### Data entries
## Start

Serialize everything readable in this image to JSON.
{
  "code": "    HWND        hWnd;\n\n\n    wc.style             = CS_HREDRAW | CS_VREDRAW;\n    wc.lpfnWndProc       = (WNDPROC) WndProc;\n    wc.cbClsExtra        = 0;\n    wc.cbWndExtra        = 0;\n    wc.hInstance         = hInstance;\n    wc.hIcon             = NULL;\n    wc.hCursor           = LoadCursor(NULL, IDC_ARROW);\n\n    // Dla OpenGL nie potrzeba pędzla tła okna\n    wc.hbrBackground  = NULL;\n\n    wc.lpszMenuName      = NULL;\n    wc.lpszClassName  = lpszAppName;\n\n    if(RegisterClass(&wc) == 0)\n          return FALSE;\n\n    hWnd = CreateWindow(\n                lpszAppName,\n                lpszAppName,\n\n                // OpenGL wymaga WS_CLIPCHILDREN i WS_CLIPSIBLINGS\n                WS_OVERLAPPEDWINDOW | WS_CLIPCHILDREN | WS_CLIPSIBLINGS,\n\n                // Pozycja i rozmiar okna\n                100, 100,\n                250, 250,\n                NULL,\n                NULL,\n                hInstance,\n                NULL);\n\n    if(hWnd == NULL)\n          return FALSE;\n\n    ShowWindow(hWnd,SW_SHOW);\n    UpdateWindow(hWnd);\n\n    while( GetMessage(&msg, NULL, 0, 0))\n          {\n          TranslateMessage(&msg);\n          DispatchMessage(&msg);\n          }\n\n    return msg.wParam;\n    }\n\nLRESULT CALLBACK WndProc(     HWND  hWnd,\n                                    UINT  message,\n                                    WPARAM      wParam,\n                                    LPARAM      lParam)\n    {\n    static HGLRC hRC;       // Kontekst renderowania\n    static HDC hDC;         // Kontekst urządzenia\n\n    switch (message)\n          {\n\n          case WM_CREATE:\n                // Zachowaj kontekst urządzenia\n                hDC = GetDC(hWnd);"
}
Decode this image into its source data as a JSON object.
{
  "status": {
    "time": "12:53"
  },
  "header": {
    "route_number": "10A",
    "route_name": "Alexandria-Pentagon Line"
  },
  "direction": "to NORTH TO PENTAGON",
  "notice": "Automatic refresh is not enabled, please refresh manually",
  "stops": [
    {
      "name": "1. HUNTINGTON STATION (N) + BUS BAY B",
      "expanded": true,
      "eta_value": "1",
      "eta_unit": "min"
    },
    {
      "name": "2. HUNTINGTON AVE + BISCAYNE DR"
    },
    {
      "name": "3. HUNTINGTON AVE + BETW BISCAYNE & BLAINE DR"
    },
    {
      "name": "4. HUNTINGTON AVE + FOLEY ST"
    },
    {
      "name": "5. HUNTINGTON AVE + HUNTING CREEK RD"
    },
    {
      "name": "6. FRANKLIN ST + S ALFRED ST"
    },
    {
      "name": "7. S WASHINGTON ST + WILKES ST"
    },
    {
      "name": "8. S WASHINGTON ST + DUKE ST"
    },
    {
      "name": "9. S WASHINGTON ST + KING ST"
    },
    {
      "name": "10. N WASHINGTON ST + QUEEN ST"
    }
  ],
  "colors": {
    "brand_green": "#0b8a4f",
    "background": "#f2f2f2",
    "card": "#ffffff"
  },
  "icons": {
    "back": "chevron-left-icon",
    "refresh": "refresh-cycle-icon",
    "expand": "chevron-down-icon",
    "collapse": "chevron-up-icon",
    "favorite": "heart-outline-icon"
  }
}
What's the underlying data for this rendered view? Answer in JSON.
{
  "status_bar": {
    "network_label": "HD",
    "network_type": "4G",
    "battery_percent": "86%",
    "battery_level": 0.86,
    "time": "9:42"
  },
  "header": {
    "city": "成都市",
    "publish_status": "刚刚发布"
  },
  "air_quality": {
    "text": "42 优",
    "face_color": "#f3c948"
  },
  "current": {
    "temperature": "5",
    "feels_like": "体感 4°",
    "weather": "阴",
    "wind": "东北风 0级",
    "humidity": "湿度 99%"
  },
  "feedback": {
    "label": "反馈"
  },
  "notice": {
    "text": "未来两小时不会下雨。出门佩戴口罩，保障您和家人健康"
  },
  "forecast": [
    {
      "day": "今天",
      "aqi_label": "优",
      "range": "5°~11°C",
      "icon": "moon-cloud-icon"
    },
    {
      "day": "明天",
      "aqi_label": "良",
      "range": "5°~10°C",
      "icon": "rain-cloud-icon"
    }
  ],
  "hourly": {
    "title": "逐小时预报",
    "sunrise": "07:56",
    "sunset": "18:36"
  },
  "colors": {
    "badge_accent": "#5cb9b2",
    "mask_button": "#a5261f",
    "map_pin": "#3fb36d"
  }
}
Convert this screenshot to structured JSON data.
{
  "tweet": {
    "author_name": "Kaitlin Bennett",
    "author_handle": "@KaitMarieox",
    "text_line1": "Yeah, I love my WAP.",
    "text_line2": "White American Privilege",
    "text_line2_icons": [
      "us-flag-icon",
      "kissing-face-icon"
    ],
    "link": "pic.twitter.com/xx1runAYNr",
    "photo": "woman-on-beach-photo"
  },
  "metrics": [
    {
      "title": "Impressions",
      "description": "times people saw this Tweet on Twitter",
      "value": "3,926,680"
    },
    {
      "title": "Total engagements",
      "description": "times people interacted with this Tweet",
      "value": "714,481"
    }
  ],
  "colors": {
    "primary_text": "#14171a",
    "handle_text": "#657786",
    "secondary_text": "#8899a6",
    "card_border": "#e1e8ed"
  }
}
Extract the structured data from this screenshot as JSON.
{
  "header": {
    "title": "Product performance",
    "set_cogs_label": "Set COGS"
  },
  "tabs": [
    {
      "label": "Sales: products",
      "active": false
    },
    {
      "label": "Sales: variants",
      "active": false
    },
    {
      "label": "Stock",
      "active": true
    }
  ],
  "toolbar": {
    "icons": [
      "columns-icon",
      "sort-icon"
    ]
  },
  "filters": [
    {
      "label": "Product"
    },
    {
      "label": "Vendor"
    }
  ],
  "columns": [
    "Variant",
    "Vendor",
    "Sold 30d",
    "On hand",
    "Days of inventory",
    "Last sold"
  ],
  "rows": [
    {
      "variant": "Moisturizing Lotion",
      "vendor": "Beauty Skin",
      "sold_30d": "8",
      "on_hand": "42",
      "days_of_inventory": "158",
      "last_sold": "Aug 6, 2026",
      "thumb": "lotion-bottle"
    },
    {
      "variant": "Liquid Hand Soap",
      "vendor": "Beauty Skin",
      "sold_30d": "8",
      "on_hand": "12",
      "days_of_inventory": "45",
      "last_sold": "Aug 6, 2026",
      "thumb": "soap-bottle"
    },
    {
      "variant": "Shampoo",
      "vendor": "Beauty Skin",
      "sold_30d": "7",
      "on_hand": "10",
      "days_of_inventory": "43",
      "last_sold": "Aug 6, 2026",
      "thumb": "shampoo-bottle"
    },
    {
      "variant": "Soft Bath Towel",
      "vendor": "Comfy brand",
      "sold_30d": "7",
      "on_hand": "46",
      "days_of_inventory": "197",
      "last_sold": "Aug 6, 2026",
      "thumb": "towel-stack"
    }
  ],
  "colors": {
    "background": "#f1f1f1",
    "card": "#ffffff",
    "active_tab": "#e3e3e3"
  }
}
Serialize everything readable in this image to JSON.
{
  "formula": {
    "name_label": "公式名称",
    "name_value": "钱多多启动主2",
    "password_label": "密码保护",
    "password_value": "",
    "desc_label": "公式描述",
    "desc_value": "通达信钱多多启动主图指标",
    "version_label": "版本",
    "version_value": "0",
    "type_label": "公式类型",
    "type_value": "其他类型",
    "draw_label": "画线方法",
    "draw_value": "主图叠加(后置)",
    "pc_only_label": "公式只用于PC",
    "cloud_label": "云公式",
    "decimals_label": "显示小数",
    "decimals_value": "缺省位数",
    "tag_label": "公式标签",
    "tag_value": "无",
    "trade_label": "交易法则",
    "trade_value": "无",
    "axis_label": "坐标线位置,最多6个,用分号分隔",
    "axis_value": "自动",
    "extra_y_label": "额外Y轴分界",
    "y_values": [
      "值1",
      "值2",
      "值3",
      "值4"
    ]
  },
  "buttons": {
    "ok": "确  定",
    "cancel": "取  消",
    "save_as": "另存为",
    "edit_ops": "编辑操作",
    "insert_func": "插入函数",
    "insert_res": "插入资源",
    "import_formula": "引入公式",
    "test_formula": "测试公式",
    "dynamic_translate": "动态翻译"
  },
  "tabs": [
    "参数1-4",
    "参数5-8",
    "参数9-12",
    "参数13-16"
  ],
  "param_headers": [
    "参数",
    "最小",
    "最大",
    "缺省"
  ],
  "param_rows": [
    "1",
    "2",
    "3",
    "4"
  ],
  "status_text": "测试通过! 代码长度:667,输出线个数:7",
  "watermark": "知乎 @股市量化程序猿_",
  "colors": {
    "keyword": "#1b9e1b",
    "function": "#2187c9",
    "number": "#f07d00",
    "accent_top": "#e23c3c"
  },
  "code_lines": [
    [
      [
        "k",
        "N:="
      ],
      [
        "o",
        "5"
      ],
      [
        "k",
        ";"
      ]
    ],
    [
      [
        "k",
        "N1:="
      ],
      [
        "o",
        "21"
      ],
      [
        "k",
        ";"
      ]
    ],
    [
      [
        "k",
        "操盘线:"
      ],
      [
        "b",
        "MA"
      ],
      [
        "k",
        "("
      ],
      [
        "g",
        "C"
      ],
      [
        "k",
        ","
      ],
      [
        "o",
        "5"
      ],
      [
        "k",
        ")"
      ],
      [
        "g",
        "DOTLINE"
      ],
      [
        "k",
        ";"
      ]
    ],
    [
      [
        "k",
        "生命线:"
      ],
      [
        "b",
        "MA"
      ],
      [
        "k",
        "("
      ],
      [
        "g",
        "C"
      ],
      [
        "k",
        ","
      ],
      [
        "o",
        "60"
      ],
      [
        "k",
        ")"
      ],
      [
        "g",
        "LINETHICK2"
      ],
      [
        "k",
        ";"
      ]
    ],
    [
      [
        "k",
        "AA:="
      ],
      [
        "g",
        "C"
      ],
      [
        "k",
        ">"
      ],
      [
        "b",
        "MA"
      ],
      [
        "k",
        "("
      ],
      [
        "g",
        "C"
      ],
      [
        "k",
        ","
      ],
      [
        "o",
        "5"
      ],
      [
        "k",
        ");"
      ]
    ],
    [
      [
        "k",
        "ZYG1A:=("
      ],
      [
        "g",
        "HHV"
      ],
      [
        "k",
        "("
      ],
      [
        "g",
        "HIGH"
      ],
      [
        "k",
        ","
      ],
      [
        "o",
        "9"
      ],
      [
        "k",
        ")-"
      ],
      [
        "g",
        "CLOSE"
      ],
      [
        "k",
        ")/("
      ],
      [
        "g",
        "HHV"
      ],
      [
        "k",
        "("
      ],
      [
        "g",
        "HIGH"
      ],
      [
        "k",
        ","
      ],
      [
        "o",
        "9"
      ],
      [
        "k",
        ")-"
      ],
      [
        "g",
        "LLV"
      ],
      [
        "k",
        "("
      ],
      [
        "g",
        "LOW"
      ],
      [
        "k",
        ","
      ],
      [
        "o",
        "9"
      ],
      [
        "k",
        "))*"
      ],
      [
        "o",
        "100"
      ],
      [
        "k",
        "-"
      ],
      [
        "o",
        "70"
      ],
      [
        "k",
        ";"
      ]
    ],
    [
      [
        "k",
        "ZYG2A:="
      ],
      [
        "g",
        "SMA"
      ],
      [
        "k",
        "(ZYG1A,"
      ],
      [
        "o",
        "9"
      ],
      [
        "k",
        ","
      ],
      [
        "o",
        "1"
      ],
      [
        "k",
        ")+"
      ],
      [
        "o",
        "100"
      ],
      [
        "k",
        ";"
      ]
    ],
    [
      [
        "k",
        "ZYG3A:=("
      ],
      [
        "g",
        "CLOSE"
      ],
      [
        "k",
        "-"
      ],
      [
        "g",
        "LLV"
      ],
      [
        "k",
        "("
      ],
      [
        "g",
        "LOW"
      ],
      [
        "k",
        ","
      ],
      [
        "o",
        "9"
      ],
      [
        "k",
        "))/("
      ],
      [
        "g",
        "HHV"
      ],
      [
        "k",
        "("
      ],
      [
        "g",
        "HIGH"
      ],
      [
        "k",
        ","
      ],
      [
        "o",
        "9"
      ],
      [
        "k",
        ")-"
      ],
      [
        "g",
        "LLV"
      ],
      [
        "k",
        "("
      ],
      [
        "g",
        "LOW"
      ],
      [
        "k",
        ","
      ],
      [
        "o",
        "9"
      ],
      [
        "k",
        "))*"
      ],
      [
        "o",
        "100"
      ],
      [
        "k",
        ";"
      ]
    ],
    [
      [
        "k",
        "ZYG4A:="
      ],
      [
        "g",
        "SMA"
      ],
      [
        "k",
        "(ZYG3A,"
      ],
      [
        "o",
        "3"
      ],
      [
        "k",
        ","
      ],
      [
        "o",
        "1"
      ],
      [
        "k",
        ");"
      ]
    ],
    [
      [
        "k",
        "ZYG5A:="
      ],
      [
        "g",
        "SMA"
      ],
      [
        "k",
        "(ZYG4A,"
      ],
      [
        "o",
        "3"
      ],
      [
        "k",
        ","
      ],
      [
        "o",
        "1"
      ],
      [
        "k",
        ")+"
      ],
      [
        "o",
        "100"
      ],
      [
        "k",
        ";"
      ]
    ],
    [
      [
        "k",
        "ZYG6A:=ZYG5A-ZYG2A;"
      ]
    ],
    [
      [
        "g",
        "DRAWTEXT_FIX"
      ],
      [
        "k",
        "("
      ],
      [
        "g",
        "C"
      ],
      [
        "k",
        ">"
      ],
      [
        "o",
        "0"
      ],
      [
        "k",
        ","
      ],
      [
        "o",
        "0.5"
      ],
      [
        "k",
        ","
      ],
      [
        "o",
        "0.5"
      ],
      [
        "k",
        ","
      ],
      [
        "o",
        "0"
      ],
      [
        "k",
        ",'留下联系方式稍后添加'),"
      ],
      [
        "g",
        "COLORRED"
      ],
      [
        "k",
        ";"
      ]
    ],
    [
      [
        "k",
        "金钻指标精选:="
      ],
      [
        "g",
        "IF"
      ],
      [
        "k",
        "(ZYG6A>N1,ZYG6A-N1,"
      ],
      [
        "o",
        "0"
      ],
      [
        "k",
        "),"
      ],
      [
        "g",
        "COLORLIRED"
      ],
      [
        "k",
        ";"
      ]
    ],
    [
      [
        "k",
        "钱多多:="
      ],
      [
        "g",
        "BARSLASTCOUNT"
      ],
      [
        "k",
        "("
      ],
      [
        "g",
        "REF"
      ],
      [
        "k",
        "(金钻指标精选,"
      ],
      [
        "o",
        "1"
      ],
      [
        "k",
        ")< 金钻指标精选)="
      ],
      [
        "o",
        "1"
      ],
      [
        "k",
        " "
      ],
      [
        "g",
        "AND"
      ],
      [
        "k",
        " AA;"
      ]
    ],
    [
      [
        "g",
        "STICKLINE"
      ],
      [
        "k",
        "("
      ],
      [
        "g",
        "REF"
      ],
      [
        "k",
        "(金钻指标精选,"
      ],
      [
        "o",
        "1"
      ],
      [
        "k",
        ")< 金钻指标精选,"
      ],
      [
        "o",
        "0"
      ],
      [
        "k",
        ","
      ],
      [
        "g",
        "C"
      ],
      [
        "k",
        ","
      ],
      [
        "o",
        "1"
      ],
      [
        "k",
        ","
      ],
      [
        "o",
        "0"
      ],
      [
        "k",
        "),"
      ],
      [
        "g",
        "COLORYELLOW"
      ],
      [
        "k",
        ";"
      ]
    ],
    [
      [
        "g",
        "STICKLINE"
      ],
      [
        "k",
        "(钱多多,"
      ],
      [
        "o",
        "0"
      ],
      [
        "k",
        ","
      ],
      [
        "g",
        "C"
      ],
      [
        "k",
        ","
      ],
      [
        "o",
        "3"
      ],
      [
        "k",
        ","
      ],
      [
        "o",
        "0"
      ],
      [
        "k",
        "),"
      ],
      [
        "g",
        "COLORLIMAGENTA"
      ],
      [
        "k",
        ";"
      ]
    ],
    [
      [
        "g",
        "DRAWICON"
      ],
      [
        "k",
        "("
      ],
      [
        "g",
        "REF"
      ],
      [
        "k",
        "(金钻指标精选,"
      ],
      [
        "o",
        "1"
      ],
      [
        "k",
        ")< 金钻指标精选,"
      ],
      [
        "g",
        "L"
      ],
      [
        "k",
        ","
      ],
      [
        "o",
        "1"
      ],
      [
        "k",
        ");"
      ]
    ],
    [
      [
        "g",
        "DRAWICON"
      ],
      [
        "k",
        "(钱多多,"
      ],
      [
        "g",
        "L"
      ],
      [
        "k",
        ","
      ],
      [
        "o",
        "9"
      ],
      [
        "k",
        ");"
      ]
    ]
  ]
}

## End

Every line of the listing that holds "chevron" should be found and copied.

### OUTPUT BELOW
    "back": "chevron-left-icon",
    "expand": "chevron-down-icon",
    "collapse": "chevron-up-icon",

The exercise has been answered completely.